Listings of element locations:
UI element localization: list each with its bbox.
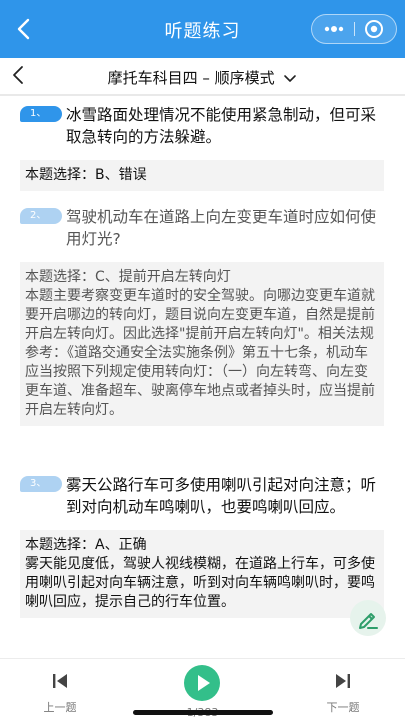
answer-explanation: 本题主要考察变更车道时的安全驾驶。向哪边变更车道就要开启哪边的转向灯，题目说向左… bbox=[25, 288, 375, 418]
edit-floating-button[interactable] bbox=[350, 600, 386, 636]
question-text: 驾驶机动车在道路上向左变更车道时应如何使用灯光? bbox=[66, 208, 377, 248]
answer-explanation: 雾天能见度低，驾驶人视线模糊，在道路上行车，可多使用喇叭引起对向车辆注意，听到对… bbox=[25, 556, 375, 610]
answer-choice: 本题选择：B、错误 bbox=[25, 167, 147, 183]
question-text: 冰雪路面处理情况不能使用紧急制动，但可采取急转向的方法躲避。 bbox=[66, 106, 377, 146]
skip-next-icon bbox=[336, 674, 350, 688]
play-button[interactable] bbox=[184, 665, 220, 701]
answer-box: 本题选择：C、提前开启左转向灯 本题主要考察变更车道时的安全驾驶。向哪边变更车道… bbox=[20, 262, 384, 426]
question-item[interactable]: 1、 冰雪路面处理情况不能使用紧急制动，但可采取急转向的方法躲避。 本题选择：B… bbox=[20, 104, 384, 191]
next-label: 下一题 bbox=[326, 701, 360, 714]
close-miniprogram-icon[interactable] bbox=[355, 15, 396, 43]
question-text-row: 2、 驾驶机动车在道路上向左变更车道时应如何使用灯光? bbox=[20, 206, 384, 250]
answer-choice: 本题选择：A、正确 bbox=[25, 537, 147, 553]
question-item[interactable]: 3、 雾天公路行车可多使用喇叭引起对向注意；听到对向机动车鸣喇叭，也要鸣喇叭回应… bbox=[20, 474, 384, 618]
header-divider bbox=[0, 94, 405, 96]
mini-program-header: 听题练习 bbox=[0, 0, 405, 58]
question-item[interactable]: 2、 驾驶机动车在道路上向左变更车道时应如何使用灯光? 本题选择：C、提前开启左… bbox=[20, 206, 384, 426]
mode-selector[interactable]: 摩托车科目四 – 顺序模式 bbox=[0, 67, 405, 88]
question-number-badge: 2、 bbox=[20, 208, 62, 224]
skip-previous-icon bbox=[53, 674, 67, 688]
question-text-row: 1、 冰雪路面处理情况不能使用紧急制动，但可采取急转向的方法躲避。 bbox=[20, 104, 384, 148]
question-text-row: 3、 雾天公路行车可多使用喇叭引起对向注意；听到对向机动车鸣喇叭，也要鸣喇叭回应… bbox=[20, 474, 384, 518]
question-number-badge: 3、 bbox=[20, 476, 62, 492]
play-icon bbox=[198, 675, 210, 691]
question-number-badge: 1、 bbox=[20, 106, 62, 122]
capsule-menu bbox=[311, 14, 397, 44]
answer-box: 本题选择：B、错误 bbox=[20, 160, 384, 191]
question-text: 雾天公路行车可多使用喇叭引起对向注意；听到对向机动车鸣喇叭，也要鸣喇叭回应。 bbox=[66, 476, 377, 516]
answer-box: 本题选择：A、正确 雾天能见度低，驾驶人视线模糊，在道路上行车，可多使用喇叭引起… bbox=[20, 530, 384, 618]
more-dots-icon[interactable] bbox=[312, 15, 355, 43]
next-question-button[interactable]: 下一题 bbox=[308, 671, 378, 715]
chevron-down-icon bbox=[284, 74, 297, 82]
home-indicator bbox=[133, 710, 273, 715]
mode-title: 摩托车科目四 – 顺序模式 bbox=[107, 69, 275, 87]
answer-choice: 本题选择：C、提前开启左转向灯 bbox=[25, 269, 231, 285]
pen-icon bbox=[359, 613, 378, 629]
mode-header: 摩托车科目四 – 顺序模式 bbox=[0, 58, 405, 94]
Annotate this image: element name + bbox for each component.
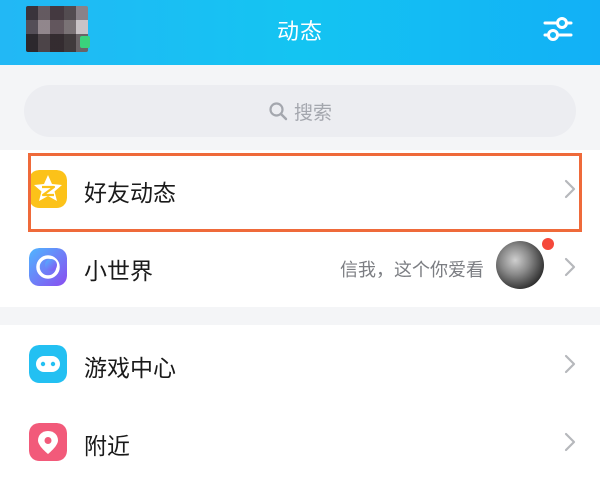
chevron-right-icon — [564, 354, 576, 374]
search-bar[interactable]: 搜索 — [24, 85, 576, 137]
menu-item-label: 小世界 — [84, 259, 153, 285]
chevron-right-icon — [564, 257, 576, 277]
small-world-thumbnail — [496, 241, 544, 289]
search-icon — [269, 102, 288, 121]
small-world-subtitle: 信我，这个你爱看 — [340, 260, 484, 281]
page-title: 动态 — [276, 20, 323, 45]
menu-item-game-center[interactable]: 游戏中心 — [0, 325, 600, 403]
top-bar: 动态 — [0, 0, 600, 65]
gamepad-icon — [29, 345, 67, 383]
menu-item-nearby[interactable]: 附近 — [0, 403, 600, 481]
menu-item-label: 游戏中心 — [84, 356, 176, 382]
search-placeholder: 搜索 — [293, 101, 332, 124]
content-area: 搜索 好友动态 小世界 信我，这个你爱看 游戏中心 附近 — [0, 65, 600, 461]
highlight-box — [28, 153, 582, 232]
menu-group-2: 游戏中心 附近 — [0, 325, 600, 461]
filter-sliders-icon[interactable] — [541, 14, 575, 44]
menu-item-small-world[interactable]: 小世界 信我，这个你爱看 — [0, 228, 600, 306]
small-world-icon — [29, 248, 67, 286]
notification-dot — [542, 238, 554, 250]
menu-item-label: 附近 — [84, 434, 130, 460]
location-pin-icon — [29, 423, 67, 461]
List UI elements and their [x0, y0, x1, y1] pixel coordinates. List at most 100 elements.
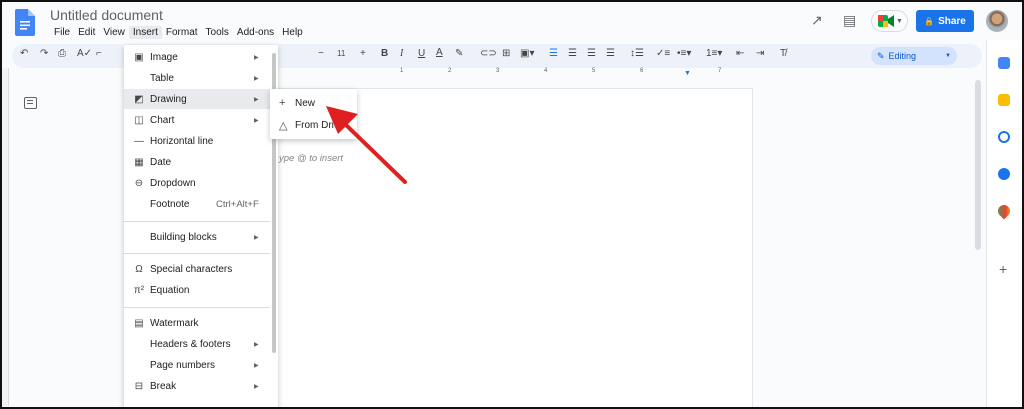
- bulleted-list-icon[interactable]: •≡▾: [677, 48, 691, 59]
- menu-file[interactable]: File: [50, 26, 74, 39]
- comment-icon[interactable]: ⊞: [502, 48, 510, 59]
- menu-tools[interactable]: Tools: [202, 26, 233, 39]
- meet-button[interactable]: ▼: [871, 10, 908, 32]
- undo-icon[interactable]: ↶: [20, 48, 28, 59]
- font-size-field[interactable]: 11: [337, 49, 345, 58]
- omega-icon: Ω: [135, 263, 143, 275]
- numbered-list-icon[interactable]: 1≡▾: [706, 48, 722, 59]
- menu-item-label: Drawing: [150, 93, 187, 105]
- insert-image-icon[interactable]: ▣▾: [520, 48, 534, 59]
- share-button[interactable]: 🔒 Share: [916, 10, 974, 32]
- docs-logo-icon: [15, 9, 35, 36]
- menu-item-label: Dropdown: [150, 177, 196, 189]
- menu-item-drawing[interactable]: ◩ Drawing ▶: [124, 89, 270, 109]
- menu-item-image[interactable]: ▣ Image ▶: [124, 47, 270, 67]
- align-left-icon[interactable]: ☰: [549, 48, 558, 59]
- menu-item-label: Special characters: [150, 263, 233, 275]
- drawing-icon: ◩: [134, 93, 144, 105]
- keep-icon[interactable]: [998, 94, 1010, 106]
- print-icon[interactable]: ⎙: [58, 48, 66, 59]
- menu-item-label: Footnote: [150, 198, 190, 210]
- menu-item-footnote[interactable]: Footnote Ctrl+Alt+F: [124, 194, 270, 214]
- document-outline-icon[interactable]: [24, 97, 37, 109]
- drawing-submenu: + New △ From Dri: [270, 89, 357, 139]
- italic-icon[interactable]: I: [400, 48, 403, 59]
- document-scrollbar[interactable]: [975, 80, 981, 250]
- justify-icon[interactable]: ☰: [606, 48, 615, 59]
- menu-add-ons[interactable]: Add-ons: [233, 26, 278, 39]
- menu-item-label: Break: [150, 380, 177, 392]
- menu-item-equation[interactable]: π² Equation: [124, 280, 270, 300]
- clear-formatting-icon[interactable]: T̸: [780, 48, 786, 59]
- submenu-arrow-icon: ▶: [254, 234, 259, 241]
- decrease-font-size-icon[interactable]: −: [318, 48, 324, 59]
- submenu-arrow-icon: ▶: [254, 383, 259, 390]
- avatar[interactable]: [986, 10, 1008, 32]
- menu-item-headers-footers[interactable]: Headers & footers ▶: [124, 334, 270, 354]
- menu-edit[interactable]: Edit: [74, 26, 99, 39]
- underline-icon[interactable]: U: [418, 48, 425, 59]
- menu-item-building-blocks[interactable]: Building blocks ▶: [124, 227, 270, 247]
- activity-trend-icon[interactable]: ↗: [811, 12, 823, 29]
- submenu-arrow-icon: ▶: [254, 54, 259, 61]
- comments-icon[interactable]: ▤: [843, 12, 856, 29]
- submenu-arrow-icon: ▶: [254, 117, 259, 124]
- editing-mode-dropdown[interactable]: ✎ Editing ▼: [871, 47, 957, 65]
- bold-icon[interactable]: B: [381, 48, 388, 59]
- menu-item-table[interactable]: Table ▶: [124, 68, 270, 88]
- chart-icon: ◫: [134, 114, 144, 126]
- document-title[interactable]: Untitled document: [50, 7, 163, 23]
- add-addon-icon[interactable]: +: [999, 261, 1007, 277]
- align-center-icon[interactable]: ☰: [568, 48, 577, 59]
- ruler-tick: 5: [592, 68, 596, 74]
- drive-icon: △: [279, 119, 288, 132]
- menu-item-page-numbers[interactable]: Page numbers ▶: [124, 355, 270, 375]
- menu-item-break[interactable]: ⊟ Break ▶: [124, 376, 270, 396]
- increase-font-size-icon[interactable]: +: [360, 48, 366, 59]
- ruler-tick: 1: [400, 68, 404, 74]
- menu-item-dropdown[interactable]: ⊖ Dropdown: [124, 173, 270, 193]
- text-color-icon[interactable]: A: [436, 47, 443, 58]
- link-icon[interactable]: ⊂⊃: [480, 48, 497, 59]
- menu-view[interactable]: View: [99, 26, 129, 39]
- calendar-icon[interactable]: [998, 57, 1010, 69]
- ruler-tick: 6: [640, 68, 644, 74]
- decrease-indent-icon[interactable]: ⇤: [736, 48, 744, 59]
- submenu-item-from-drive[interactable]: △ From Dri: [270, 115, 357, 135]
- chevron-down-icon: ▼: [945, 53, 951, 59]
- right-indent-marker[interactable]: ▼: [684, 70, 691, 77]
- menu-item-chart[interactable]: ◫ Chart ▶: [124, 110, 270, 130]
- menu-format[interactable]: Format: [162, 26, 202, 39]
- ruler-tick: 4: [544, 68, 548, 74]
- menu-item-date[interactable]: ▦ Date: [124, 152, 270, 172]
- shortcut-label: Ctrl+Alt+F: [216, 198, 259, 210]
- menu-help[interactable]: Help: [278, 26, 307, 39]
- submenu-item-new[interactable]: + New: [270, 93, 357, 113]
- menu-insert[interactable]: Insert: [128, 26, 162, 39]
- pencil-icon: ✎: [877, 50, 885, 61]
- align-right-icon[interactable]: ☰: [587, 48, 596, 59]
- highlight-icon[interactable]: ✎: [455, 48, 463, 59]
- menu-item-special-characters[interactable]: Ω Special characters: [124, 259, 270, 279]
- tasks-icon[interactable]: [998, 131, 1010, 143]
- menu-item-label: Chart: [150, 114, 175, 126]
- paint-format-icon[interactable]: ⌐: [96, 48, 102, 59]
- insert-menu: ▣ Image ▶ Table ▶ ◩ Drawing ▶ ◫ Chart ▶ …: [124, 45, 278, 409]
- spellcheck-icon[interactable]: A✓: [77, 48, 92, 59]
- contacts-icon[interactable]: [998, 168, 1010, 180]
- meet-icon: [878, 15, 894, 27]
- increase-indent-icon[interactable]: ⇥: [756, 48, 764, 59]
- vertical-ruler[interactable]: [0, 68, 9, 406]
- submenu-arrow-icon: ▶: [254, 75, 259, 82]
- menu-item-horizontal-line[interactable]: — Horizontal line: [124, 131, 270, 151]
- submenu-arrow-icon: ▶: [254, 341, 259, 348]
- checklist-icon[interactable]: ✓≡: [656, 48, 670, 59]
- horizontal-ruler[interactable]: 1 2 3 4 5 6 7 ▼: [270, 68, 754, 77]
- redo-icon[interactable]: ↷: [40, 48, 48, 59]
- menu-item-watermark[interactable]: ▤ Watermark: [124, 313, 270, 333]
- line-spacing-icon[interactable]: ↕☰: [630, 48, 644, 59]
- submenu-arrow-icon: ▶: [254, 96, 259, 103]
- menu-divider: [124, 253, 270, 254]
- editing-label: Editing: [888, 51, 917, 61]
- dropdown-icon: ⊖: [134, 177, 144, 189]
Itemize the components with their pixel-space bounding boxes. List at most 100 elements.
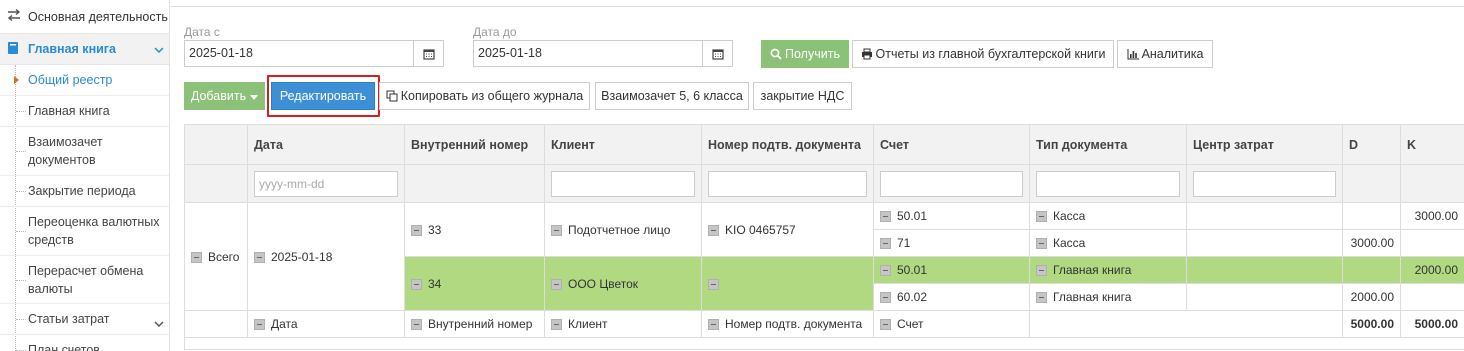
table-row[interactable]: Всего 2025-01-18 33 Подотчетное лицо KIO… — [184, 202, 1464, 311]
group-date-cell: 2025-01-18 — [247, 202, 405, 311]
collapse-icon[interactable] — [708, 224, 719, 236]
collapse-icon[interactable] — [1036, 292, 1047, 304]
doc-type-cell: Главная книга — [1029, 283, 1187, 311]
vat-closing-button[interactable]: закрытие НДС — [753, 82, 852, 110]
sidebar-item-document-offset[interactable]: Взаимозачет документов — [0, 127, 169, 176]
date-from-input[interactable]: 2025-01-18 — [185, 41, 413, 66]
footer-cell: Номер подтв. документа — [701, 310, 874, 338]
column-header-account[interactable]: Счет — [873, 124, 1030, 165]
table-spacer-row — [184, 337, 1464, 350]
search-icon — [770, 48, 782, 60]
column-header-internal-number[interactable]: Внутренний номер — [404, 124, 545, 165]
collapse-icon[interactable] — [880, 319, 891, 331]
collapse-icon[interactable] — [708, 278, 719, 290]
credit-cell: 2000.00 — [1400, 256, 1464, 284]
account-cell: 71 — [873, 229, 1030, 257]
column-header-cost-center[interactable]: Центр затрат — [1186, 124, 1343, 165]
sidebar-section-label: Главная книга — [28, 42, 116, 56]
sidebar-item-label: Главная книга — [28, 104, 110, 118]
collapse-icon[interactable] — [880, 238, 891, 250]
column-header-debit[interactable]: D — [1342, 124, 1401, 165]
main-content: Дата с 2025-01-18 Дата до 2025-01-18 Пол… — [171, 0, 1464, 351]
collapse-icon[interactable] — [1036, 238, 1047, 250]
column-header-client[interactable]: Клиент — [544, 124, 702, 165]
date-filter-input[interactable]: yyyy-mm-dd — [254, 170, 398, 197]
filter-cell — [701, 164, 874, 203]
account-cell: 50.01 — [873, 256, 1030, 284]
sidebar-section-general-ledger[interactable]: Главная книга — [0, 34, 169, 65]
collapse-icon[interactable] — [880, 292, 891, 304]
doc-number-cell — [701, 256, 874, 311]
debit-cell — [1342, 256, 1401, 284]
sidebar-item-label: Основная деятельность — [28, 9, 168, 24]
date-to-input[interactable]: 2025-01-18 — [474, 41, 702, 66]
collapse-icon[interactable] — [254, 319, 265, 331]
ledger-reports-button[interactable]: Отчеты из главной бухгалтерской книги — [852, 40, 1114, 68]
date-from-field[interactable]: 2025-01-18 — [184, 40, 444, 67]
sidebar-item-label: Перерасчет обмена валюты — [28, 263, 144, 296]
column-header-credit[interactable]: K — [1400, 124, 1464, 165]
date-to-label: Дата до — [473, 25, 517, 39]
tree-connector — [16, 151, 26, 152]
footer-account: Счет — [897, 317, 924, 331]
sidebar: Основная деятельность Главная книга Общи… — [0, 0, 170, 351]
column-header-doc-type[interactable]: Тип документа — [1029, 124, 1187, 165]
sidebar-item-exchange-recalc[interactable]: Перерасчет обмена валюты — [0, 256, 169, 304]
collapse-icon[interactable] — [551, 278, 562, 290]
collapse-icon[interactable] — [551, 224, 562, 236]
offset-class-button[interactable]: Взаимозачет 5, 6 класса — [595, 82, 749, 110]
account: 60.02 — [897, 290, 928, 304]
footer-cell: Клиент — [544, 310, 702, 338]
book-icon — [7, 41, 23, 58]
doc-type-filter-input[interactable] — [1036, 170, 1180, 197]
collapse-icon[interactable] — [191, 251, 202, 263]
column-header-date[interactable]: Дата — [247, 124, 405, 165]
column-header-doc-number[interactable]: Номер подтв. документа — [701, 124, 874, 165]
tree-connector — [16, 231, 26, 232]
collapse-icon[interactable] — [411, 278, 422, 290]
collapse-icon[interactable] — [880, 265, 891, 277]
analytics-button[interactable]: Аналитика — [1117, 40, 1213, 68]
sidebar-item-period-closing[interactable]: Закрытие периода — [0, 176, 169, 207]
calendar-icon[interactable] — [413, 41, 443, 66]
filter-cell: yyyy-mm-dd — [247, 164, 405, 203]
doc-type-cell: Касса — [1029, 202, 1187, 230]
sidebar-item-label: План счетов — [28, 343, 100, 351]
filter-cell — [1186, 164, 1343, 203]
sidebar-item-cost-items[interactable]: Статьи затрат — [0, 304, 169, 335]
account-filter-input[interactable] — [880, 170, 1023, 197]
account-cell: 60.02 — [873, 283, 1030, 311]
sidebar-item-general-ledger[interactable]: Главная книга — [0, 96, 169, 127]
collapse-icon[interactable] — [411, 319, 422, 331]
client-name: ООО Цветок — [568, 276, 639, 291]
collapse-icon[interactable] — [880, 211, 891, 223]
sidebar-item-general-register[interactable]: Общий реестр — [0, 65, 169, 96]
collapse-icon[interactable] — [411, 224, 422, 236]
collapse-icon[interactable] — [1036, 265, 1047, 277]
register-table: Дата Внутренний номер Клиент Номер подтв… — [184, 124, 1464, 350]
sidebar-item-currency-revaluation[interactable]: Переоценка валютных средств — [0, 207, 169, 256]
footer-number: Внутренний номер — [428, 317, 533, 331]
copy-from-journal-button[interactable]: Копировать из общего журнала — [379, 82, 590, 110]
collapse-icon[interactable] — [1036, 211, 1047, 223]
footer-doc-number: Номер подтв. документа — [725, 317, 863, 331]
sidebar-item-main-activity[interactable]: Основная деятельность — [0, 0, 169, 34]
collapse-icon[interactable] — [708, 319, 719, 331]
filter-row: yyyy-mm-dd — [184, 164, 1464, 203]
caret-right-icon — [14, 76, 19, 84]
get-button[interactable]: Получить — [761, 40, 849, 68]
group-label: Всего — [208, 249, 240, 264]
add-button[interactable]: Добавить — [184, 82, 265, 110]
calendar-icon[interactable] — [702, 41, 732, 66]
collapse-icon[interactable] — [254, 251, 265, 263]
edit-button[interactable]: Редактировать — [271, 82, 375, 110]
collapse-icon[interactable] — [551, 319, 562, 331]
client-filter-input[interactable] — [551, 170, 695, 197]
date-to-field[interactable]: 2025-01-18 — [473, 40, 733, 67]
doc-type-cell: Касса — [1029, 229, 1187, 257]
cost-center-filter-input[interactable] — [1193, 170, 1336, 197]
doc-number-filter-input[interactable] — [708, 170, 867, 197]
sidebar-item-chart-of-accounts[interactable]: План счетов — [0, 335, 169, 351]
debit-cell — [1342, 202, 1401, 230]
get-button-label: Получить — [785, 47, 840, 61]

> _EXERCISE PROMPT_:
Reproduce verbatim the lines of the items from the line containing "table-row[interactable]: Всего 2025-01-18" through the line containing "127, 169, 176]", both included.

> _ANSWER FOR THE TASK_:
table-row[interactable]: Всего 2025-01-18 33 Подотчетное лицо KIO… — [184, 202, 1464, 311]
group-date-cell: 2025-01-18 — [247, 202, 405, 311]
collapse-icon[interactable] — [708, 224, 719, 236]
collapse-icon[interactable] — [1036, 292, 1047, 304]
doc-type-cell: Главная книга — [1029, 283, 1187, 311]
vat-closing-button[interactable]: закрытие НДС — [753, 82, 852, 110]
sidebar-item-document-offset[interactable]: Взаимозачет документов — [0, 127, 169, 176]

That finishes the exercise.